* What to produce *
A complete answer retypes each of the records below precisely and includes none of the pictures.
Dataset extract Start Marker
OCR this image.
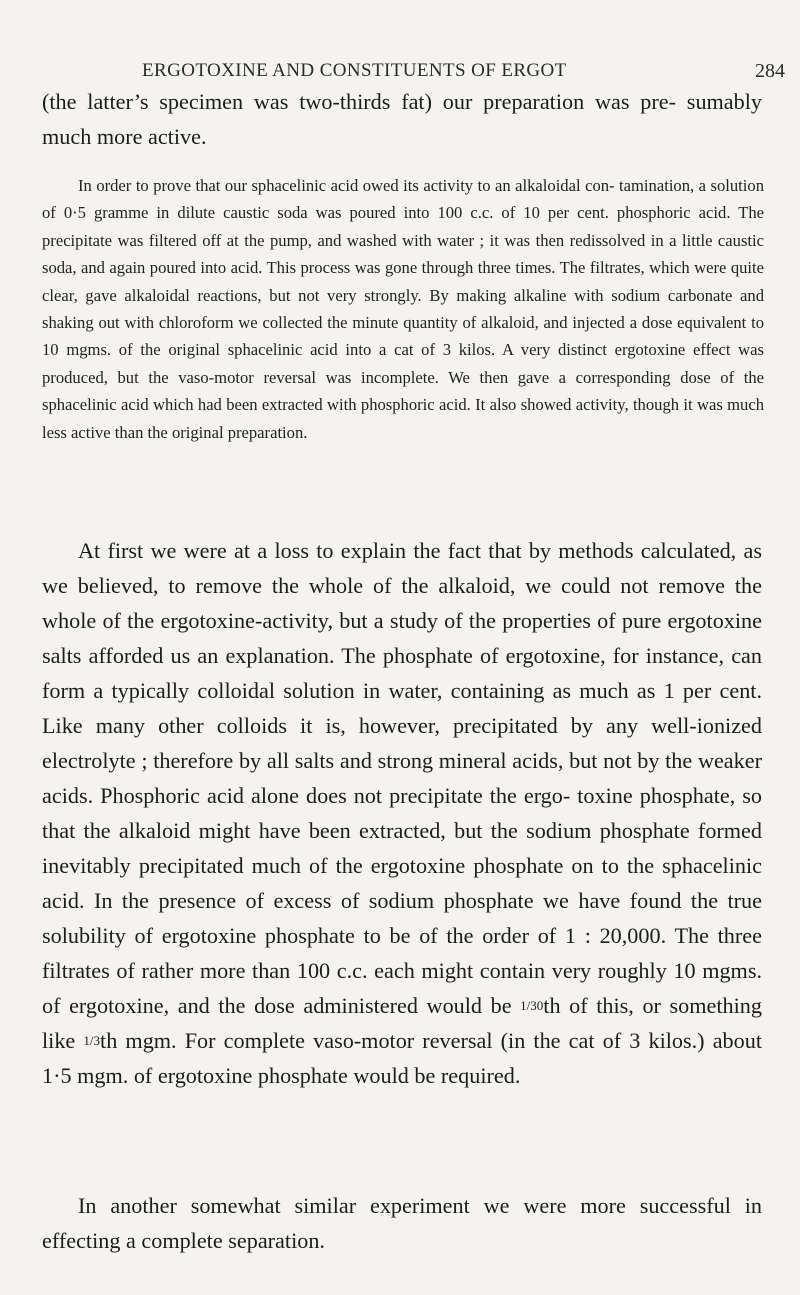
ERGOTOXINE AND CONSTITUENTS OF ERGOT	284

(the latter’s specimen was two-thirds fat) our preparation was pre- sumably much more active.

In order to prove that our sphacelinic acid owed its activity to an alkaloidal con- tamination, a solution of 0·5 gramme in dilute caustic soda was poured into 100 c.c. of 10 per cent. phosphoric acid. The precipitate was filtered off at the pump, and washed with water ; it was then redissolved in a little caustic soda, and again poured into acid. This process was gone through three times. The filtrates, which were quite clear, gave alkaloidal reactions, but not very strongly. By making alkaline with sodium carbonate and shaking out with chloroform we collected the minute quantity of alkaloid, and injected a dose equivalent to 10 mgms. of the original sphacelinic acid into a cat of 3 kilos. A very distinct ergotoxine effect was produced, but the vaso-motor reversal was incomplete. We then gave a corresponding dose of the sphacelinic acid which had been extracted with phosphoric acid. It also showed activity, though it was much less active than the original preparation.

At first we were at a loss to explain the fact that by methods calculated, as we believed, to remove the whole of the alkaloid, we could not remove the whole of the ergotoxine-activity, but a study of the properties of pure ergotoxine salts afforded us an explanation. The phosphate of ergotoxine, for instance, can form a typically colloidal solution in water, containing as much as 1 per cent. Like many other colloids it is, however, precipitated by any well-ionized electrolyte ; therefore by all salts and strong mineral acids, but not by the weaker acids. Phosphoric acid alone does not precipitate the ergo- toxine phosphate, so that the alkaloid might have been extracted, but the sodium phosphate formed inevitably precipitated much of the ergotoxine phosphate on to the sphacelinic acid. In the presence of excess of sodium phosphate we have found the true solubility of ergotoxine phosphate to be of the order of 1 : 20,000. The three filtrates of rather more than 100 c.c. each might contain very roughly 10 mgms. of ergotoxine, and the dose administered would be 1/30th of this, or something like 1/3th mgm. For complete vaso-motor reversal (in the cat of 3 kilos.) about 1·5 mgm. of ergotoxine phosphate would be required.

In another somewhat similar experiment we were more successful in effecting a complete separation.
Dataset extract End Marker
* Finished task *
OCR this image.
ERGOTOXINE AND CONSTITUENTS OF ERGOT	284

(the latter’s specimen was two-thirds fat) our preparation was pre- sumably much more active.

In order to prove that our sphacelinic acid owed its activity to an alkaloidal con- tamination, a solution of 0·5 gramme in dilute caustic soda was poured into 100 c.c. of 10 per cent. phosphoric acid. The precipitate was filtered off at the pump, and washed with water ; it was then redissolved in a little caustic soda, and again poured into acid. This process was gone through three times. The filtrates, which were quite clear, gave alkaloidal reactions, but not very strongly. By making alkaline with sodium carbonate and shaking out with chloroform we collected the minute quantity of alkaloid, and injected a dose equivalent to 10 mgms. of the original sphacelinic acid into a cat of 3 kilos. A very distinct ergotoxine effect was produced, but the vaso-motor reversal was incomplete. We then gave a corresponding dose of the sphacelinic acid which had been extracted with phosphoric acid. It also showed activity, though it was much less active than the original preparation.

At first we were at a loss to explain the fact that by methods calculated, as we believed, to remove the whole of the alkaloid, we could not remove the whole of the ergotoxine-activity, but a study of the properties of pure ergotoxine salts afforded us an explanation. The phosphate of ergotoxine, for instance, can form a typically colloidal solution in water, containing as much as 1 per cent. Like many other colloids it is, however, precipitated by any well-ionized electrolyte ; therefore by all salts and strong mineral acids, but not by the weaker acids. Phosphoric acid alone does not precipitate the ergo- toxine phosphate, so that the alkaloid might have been extracted, but the sodium phosphate formed inevitably precipitated much of the ergotoxine phosphate on to the sphacelinic acid. In the presence of excess of sodium phosphate we have found the true solubility of ergotoxine phosphate to be of the order of 1 : 20,000. The three filtrates of rather more than 100 c.c. each might contain very roughly 10 mgms. of ergotoxine, and the dose administered would be 1/30th of this, or something like 1/3th mgm. For complete vaso-motor reversal (in the cat of 3 kilos.) about 1·5 mgm. of ergotoxine phosphate would be required.

In another somewhat similar experiment we were more successful in effecting a complete separation.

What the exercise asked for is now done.